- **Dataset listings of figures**
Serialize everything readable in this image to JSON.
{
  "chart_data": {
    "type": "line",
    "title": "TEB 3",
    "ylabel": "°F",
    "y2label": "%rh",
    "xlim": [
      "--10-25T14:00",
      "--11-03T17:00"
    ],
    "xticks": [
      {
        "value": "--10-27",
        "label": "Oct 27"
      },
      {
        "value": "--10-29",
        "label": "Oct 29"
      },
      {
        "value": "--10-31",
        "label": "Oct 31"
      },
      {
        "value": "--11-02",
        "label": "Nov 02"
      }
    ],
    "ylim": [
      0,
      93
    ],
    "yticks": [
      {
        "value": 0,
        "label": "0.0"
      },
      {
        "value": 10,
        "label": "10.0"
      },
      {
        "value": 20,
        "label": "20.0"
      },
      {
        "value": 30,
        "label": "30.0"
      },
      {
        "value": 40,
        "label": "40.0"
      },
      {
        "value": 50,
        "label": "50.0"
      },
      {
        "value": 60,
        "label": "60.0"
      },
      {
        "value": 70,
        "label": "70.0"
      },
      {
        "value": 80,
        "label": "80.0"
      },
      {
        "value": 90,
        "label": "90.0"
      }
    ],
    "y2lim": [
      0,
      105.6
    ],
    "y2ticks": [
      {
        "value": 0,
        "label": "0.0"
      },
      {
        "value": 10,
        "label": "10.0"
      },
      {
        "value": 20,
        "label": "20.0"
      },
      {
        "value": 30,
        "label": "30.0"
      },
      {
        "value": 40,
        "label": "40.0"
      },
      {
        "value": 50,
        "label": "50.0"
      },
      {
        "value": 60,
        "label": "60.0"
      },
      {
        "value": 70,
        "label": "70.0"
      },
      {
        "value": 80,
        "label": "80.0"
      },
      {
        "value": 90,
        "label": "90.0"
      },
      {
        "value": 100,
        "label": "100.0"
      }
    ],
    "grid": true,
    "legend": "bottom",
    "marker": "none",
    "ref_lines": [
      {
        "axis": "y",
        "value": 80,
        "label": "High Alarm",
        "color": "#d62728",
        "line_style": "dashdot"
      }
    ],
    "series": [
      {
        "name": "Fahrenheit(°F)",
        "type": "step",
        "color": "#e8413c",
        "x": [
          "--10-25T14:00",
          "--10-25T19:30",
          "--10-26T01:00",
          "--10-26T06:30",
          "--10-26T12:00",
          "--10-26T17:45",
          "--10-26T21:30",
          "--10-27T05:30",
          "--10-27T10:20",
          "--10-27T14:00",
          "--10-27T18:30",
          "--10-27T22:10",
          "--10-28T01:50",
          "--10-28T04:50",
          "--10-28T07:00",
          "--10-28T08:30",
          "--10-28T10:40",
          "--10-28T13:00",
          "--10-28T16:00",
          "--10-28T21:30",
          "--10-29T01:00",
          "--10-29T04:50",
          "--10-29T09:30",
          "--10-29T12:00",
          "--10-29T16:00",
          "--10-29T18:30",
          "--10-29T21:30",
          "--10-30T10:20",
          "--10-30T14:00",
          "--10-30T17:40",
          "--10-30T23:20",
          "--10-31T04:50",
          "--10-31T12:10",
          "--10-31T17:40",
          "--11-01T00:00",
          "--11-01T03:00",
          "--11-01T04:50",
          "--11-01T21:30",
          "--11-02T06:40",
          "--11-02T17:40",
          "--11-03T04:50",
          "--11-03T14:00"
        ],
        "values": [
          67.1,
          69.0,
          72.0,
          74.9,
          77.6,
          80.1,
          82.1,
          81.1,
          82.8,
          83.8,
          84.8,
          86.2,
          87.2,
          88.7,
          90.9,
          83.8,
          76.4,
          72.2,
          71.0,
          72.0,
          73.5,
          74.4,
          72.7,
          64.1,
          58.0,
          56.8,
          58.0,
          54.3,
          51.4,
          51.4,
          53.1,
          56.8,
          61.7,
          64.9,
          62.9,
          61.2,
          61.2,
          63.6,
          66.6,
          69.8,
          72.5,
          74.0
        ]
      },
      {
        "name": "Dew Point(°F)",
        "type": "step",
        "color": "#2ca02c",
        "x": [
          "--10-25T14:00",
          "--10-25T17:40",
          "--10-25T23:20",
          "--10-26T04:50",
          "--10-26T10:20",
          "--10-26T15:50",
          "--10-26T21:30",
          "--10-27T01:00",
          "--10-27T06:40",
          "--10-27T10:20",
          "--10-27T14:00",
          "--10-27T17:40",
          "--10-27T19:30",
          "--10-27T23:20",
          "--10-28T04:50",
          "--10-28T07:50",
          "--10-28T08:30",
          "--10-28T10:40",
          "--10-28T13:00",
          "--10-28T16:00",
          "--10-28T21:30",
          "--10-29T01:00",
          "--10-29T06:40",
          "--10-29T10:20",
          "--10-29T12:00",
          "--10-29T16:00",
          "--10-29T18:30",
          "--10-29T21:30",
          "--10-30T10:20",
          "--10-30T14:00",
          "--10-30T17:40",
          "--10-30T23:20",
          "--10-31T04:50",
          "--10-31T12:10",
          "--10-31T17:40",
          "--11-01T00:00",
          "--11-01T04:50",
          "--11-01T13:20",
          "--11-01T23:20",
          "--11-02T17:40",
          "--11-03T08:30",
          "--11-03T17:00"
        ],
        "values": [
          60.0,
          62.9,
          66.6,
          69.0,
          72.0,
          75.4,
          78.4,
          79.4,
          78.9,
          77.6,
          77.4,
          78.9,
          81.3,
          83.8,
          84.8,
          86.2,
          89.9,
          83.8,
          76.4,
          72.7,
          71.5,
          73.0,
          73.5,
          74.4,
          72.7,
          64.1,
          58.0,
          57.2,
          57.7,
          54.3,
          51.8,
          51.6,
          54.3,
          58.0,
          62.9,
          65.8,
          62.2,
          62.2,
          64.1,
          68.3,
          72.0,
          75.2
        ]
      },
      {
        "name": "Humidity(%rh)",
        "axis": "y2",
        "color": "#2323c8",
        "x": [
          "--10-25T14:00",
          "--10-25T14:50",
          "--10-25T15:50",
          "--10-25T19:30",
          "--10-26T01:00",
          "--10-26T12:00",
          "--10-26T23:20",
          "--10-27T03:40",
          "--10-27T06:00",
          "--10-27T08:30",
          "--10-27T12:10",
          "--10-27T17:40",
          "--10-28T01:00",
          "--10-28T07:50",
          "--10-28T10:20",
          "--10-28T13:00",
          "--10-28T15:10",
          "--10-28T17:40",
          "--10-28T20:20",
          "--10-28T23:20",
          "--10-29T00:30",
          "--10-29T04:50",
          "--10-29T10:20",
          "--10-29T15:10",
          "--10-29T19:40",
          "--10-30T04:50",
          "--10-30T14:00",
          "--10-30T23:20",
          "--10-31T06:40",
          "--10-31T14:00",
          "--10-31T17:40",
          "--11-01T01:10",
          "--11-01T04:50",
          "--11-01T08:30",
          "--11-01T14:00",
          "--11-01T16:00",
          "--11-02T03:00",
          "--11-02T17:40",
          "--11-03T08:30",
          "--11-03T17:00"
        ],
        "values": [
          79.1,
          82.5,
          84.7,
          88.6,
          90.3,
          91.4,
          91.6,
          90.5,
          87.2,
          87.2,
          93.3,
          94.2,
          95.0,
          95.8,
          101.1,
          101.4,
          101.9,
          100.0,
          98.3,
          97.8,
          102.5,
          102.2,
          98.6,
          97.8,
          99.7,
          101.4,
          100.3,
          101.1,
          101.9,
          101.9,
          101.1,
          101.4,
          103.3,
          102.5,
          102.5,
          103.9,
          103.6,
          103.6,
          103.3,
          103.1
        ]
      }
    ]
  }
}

- **WHAT YOU NEED TO DO**
Every entry should be printed again exactly as written.

- **RESULT FOR THIS EXERCISE**
Serialize everything readable in this image to JSON.
{
  "chart_data": {
    "type": "line",
    "title": "TEB 3",
    "ylabel": "°F",
    "y2label": "%rh",
    "xlim": [
      "--10-25T14:00",
      "--11-03T17:00"
    ],
    "xticks": [
      {
        "value": "--10-27",
        "label": "Oct 27"
      },
      {
        "value": "--10-29",
        "label": "Oct 29"
      },
      {
        "value": "--10-31",
        "label": "Oct 31"
      },
      {
        "value": "--11-02",
        "label": "Nov 02"
      }
    ],
    "ylim": [
      0,
      93
    ],
    "yticks": [
      {
        "value": 0,
        "label": "0.0"
      },
      {
        "value": 10,
        "label": "10.0"
      },
      {
        "value": 20,
        "label": "20.0"
      },
      {
        "value": 30,
        "label": "30.0"
      },
      {
        "value": 40,
        "label": "40.0"
      },
      {
        "value": 50,
        "label": "50.0"
      },
      {
        "value": 60,
        "label": "60.0"
      },
      {
        "value": 70,
        "label": "70.0"
      },
      {
        "value": 80,
        "label": "80.0"
      },
      {
        "value": 90,
        "label": "90.0"
      }
    ],
    "y2lim": [
      0,
      105.6
    ],
    "y2ticks": [
      {
        "value": 0,
        "label": "0.0"
      },
      {
        "value": 10,
        "label": "10.0"
      },
      {
        "value": 20,
        "label": "20.0"
      },
      {
        "value": 30,
        "label": "30.0"
      },
      {
        "value": 40,
        "label": "40.0"
      },
      {
        "value": 50,
        "label": "50.0"
      },
      {
        "value": 60,
        "label": "60.0"
      },
      {
        "value": 70,
        "label": "70.0"
      },
      {
        "value": 80,
        "label": "80.0"
      },
      {
        "value": 90,
        "label": "90.0"
      },
      {
        "value": 100,
        "label": "100.0"
      }
    ],
    "grid": true,
    "legend": "bottom",
    "marker": "none",
    "ref_lines": [
      {
        "axis": "y",
        "value": 80,
        "label": "High Alarm",
        "color": "#d62728",
        "line_style": "dashdot"
      }
    ],
    "series": [
      {
        "name": "Fahrenheit(°F)",
        "type": "step",
        "color": "#e8413c",
        "x": [
          "--10-25T14:00",
          "--10-25T19:30",
          "--10-26T01:00",
          "--10-26T06:30",
          "--10-26T12:00",
          "--10-26T17:45",
          "--10-26T21:30",
          "--10-27T05:30",
          "--10-27T10:20",
          "--10-27T14:00",
          "--10-27T18:30",
          "--10-27T22:10",
          "--10-28T01:50",
          "--10-28T04:50",
          "--10-28T07:00",
          "--10-28T08:30",
          "--10-28T10:40",
          "--10-28T13:00",
          "--10-28T16:00",
          "--10-28T21:30",
          "--10-29T01:00",
          "--10-29T04:50",
          "--10-29T09:30",
          "--10-29T12:00",
          "--10-29T16:00",
          "--10-29T18:30",
          "--10-29T21:30",
          "--10-30T10:20",
          "--10-30T14:00",
          "--10-30T17:40",
          "--10-30T23:20",
          "--10-31T04:50",
          "--10-31T12:10",
          "--10-31T17:40",
          "--11-01T00:00",
          "--11-01T03:00",
          "--11-01T04:50",
          "--11-01T21:30",
          "--11-02T06:40",
          "--11-02T17:40",
          "--11-03T04:50",
          "--11-03T14:00"
        ],
        "values": [
          67.1,
          69.0,
          72.0,
          74.9,
          77.6,
          80.1,
          82.1,
          81.1,
          82.8,
          83.8,
          84.8,
          86.2,
          87.2,
          88.7,
          90.9,
          83.8,
          76.4,
          72.2,
          71.0,
          72.0,
          73.5,
          74.4,
          72.7,
          64.1,
          58.0,
          56.8,
          58.0,
          54.3,
          51.4,
          51.4,
          53.1,
          56.8,
          61.7,
          64.9,
          62.9,
          61.2,
          61.2,
          63.6,
          66.6,
          69.8,
          72.5,
          74.0
        ]
      },
      {
        "name": "Dew Point(°F)",
        "type": "step",
        "color": "#2ca02c",
        "x": [
          "--10-25T14:00",
          "--10-25T17:40",
          "--10-25T23:20",
          "--10-26T04:50",
          "--10-26T10:20",
          "--10-26T15:50",
          "--10-26T21:30",
          "--10-27T01:00",
          "--10-27T06:40",
          "--10-27T10:20",
          "--10-27T14:00",
          "--10-27T17:40",
          "--10-27T19:30",
          "--10-27T23:20",
          "--10-28T04:50",
          "--10-28T07:50",
          "--10-28T08:30",
          "--10-28T10:40",
          "--10-28T13:00",
          "--10-28T16:00",
          "--10-28T21:30",
          "--10-29T01:00",
          "--10-29T06:40",
          "--10-29T10:20",
          "--10-29T12:00",
          "--10-29T16:00",
          "--10-29T18:30",
          "--10-29T21:30",
          "--10-30T10:20",
          "--10-30T14:00",
          "--10-30T17:40",
          "--10-30T23:20",
          "--10-31T04:50",
          "--10-31T12:10",
          "--10-31T17:40",
          "--11-01T00:00",
          "--11-01T04:50",
          "--11-01T13:20",
          "--11-01T23:20",
          "--11-02T17:40",
          "--11-03T08:30",
          "--11-03T17:00"
        ],
        "values": [
          60.0,
          62.9,
          66.6,
          69.0,
          72.0,
          75.4,
          78.4,
          79.4,
          78.9,
          77.6,
          77.4,
          78.9,
          81.3,
          83.8,
          84.8,
          86.2,
          89.9,
          83.8,
          76.4,
          72.7,
          71.5,
          73.0,
          73.5,
          74.4,
          72.7,
          64.1,
          58.0,
          57.2,
          57.7,
          54.3,
          51.8,
          51.6,
          54.3,
          58.0,
          62.9,
          65.8,
          62.2,
          62.2,
          64.1,
          68.3,
          72.0,
          75.2
        ]
      },
      {
        "name": "Humidity(%rh)",
        "axis": "y2",
        "color": "#2323c8",
        "x": [
          "--10-25T14:00",
          "--10-25T14:50",
          "--10-25T15:50",
          "--10-25T19:30",
          "--10-26T01:00",
          "--10-26T12:00",
          "--10-26T23:20",
          "--10-27T03:40",
          "--10-27T06:00",
          "--10-27T08:30",
          "--10-27T12:10",
          "--10-27T17:40",
          "--10-28T01:00",
          "--10-28T07:50",
          "--10-28T10:20",
          "--10-28T13:00",
          "--10-28T15:10",
          "--10-28T17:40",
          "--10-28T20:20",
          "--10-28T23:20",
          "--10-29T00:30",
          "--10-29T04:50",
          "--10-29T10:20",
          "--10-29T15:10",
          "--10-29T19:40",
          "--10-30T04:50",
          "--10-30T14:00",
          "--10-30T23:20",
          "--10-31T06:40",
          "--10-31T14:00",
          "--10-31T17:40",
          "--11-01T01:10",
          "--11-01T04:50",
          "--11-01T08:30",
          "--11-01T14:00",
          "--11-01T16:00",
          "--11-02T03:00",
          "--11-02T17:40",
          "--11-03T08:30",
          "--11-03T17:00"
        ],
        "values": [
          79.1,
          82.5,
          84.7,
          88.6,
          90.3,
          91.4,
          91.6,
          90.5,
          87.2,
          87.2,
          93.3,
          94.2,
          95.0,
          95.8,
          101.1,
          101.4,
          101.9,
          100.0,
          98.3,
          97.8,
          102.5,
          102.2,
          98.6,
          97.8,
          99.7,
          101.4,
          100.3,
          101.1,
          101.9,
          101.9,
          101.1,
          101.4,
          103.3,
          102.5,
          102.5,
          103.9,
          103.6,
          103.6,
          103.3,
          103.1
        ]
      }
    ]
  }
}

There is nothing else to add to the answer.